_Data records_:
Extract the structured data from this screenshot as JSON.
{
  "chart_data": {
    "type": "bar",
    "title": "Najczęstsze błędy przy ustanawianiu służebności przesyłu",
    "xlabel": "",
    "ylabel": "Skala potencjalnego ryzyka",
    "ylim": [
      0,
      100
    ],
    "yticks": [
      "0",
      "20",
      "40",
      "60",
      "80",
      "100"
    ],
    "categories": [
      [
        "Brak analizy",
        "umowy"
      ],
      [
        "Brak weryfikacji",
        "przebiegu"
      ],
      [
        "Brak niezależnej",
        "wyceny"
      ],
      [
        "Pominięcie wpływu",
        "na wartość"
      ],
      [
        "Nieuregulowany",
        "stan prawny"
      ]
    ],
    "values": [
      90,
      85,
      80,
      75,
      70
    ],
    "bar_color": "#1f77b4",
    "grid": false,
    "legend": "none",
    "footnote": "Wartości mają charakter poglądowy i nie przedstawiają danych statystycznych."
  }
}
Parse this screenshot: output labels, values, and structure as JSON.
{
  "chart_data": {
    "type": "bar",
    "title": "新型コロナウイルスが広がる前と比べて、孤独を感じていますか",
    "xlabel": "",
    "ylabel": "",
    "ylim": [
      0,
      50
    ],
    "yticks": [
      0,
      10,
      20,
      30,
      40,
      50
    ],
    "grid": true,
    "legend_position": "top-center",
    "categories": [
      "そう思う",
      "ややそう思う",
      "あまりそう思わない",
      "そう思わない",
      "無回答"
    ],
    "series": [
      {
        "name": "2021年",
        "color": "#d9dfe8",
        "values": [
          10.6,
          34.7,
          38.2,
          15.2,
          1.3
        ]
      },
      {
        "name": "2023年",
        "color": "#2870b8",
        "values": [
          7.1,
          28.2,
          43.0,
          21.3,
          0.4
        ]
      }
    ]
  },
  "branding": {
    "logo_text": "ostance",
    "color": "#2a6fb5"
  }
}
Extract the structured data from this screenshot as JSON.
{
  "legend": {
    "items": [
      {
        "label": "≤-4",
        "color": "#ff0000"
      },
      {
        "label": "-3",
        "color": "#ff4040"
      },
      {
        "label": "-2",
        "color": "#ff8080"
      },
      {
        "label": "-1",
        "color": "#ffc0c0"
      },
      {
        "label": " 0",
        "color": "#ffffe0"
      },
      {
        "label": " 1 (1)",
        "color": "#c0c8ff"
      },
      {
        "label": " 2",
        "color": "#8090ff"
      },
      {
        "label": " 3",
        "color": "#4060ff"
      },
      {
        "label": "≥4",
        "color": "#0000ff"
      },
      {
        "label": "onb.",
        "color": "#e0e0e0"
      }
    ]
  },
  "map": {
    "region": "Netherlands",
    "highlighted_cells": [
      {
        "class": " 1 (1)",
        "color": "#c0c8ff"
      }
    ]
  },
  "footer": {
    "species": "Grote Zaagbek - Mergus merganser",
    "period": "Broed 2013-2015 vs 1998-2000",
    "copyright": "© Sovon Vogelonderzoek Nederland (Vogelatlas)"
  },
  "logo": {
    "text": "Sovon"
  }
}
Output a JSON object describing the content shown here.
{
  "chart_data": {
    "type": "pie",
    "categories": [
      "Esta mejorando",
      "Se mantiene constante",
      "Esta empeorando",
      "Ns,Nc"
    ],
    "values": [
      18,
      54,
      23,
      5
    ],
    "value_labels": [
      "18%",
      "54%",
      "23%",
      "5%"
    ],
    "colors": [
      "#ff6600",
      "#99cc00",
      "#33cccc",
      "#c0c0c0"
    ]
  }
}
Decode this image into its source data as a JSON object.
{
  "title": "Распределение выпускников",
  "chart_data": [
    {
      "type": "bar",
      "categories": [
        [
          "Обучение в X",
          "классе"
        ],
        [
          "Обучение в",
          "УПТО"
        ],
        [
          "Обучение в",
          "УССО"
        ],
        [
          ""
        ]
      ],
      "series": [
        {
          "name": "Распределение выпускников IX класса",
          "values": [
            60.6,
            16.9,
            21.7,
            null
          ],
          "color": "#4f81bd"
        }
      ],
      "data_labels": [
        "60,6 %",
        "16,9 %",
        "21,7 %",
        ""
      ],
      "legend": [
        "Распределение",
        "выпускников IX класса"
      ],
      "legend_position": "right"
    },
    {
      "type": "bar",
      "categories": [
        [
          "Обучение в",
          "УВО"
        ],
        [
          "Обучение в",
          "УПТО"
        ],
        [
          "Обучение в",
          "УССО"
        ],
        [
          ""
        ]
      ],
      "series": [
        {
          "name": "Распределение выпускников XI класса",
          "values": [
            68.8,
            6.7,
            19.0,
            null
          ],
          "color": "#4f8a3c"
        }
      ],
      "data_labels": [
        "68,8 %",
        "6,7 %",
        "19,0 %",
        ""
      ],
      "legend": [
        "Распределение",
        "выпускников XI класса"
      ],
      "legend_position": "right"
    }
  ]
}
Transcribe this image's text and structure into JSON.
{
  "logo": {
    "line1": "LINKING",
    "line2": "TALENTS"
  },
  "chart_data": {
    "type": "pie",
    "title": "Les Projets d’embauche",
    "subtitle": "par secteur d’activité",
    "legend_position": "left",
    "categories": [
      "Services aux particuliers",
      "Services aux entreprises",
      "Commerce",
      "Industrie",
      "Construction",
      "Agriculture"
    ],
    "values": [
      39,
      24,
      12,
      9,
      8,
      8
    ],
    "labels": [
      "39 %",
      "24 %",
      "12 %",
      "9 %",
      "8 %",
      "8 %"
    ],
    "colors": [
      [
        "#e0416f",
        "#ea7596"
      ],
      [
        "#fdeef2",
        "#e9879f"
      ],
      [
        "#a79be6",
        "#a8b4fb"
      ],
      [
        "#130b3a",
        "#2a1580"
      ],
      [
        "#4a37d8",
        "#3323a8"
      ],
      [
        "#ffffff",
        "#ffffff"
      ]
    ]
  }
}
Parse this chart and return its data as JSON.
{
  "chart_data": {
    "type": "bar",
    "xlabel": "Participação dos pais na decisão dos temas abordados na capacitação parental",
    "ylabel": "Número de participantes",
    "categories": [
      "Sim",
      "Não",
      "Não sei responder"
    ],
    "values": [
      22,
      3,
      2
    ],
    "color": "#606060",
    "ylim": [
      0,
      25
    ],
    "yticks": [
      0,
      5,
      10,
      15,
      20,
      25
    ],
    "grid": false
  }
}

_GIVEN TASK_: List the lines of the records where "Brak" occurs.

_ANSWER TO THIS EXERCISE_:
        "Brak analizy",
        "Brak weryfikacji",
        "Brak niezależnej",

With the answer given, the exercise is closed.